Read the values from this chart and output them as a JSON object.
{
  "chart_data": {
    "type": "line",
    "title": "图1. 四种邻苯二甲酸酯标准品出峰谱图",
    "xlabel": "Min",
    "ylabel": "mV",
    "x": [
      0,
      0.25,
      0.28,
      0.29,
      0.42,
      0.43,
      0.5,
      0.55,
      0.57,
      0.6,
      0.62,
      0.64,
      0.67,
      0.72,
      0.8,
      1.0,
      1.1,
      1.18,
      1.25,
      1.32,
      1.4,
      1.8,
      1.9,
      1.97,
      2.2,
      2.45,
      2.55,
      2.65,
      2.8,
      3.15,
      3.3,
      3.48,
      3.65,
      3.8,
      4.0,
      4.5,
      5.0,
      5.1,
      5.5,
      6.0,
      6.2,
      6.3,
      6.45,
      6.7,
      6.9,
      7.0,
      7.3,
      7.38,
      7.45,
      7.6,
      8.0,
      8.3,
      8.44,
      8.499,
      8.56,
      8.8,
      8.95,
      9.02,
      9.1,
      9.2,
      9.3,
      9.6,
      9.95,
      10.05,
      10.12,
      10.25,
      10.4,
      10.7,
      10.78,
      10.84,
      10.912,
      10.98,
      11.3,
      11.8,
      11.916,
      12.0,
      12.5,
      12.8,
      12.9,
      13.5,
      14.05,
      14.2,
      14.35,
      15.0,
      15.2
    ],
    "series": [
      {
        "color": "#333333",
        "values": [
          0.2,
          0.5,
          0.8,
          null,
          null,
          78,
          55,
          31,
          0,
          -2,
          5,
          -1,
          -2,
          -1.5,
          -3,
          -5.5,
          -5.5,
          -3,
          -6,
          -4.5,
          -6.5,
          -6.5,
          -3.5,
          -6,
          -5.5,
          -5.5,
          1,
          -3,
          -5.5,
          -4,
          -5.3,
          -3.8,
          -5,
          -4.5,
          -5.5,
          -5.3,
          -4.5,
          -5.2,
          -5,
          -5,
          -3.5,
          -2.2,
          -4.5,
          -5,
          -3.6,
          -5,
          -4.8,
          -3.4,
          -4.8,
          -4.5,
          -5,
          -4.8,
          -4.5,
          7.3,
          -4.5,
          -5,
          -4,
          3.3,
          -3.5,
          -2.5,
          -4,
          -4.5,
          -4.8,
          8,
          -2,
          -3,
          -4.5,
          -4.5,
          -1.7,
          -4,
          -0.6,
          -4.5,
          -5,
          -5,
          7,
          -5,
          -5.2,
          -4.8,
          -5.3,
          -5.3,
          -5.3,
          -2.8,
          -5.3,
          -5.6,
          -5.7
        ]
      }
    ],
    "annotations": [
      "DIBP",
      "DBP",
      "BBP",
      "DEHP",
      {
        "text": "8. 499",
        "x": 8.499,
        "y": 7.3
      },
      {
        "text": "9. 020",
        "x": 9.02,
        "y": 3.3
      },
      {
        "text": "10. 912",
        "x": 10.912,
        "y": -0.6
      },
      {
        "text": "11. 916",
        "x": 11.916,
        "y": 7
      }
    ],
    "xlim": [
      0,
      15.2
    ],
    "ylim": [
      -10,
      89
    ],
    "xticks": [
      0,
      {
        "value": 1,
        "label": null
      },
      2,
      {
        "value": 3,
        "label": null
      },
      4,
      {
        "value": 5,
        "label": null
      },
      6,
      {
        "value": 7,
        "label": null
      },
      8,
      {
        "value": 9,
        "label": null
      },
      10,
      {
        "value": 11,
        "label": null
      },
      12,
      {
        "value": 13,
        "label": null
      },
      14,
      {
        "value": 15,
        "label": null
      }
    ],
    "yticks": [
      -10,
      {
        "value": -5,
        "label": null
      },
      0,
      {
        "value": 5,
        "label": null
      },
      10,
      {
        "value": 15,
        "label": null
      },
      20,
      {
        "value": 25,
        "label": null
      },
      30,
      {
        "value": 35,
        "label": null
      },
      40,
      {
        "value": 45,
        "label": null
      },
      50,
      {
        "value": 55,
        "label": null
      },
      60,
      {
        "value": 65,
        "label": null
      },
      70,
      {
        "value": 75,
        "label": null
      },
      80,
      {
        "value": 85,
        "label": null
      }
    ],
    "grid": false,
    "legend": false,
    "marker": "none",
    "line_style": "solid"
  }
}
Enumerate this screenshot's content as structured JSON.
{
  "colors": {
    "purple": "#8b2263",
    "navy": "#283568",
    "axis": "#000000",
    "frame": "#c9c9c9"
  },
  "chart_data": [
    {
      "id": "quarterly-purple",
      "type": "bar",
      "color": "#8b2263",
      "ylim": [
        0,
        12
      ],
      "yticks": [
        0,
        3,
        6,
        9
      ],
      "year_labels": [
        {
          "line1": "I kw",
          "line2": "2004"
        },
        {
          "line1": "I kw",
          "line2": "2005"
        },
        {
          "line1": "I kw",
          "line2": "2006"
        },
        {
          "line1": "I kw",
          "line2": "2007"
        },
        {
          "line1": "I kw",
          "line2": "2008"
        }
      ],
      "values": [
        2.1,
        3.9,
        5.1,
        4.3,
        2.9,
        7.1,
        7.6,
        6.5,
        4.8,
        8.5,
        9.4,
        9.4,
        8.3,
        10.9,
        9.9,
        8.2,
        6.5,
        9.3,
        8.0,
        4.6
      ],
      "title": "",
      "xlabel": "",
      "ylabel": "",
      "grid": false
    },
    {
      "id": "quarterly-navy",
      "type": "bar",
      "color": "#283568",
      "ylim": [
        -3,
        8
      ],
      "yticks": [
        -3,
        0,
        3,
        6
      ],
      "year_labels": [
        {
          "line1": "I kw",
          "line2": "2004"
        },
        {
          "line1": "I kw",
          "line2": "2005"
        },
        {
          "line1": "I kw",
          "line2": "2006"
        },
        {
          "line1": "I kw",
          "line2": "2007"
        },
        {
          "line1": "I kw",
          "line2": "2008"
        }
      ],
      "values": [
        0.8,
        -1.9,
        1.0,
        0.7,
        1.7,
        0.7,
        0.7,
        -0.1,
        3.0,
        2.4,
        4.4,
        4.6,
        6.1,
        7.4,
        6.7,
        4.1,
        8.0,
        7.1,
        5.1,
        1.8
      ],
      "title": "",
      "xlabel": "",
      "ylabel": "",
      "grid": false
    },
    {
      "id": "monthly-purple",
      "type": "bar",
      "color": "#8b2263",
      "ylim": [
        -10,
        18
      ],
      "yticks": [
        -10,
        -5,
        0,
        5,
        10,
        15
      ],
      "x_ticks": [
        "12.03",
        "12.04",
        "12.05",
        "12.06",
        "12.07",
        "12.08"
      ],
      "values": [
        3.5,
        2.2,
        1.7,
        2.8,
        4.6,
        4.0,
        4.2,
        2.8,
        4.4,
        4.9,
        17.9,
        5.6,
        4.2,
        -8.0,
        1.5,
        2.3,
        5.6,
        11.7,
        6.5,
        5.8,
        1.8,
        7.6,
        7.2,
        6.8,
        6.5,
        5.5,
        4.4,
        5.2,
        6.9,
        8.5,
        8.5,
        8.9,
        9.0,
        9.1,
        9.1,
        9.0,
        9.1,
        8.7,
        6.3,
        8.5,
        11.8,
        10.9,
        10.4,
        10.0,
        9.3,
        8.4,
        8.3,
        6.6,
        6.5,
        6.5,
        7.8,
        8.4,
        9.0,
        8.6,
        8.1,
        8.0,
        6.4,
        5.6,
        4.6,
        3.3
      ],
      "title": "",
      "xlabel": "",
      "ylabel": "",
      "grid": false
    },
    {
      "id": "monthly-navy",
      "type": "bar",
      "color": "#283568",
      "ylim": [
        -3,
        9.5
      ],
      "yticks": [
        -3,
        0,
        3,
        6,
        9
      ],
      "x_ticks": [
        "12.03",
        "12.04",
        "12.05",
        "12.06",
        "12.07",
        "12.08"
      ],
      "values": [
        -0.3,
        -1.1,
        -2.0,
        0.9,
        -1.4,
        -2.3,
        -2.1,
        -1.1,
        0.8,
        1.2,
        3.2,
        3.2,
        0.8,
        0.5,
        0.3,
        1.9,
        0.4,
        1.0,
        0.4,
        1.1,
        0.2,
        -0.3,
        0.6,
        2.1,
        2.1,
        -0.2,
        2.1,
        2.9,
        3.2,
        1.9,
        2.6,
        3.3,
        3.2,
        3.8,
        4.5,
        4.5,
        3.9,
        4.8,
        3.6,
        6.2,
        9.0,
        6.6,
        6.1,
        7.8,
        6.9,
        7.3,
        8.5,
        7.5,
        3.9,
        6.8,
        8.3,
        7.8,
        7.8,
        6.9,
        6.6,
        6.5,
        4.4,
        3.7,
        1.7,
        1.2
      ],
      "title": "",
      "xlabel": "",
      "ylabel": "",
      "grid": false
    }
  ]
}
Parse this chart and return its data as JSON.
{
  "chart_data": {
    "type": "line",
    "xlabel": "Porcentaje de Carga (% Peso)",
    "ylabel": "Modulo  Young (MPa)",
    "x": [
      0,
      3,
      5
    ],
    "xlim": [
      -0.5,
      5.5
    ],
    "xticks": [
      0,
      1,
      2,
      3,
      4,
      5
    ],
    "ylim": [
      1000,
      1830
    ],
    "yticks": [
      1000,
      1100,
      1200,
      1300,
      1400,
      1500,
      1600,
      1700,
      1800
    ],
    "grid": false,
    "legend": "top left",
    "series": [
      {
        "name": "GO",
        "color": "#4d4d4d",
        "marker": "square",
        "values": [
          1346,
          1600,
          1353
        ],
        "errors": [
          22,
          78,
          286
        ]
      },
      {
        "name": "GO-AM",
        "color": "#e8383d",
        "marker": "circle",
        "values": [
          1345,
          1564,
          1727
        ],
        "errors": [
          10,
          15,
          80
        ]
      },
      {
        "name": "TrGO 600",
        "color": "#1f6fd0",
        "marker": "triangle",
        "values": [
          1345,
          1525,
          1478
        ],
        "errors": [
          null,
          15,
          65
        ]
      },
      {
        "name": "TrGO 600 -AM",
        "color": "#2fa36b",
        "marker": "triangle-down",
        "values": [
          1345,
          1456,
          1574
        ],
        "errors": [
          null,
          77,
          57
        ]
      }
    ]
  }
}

------------------------------------------------------------------------

◆ **WHAT YOU SHOULD DO**: Extract every line from the records above that contains the word "JSON".

◆ **RESPONSE TO THE EXERCISE**:
Read the values from this chart and output them as a JSON object.
Enumerate this screenshot's content as structured JSON.
Parse this chart and return its data as JSON.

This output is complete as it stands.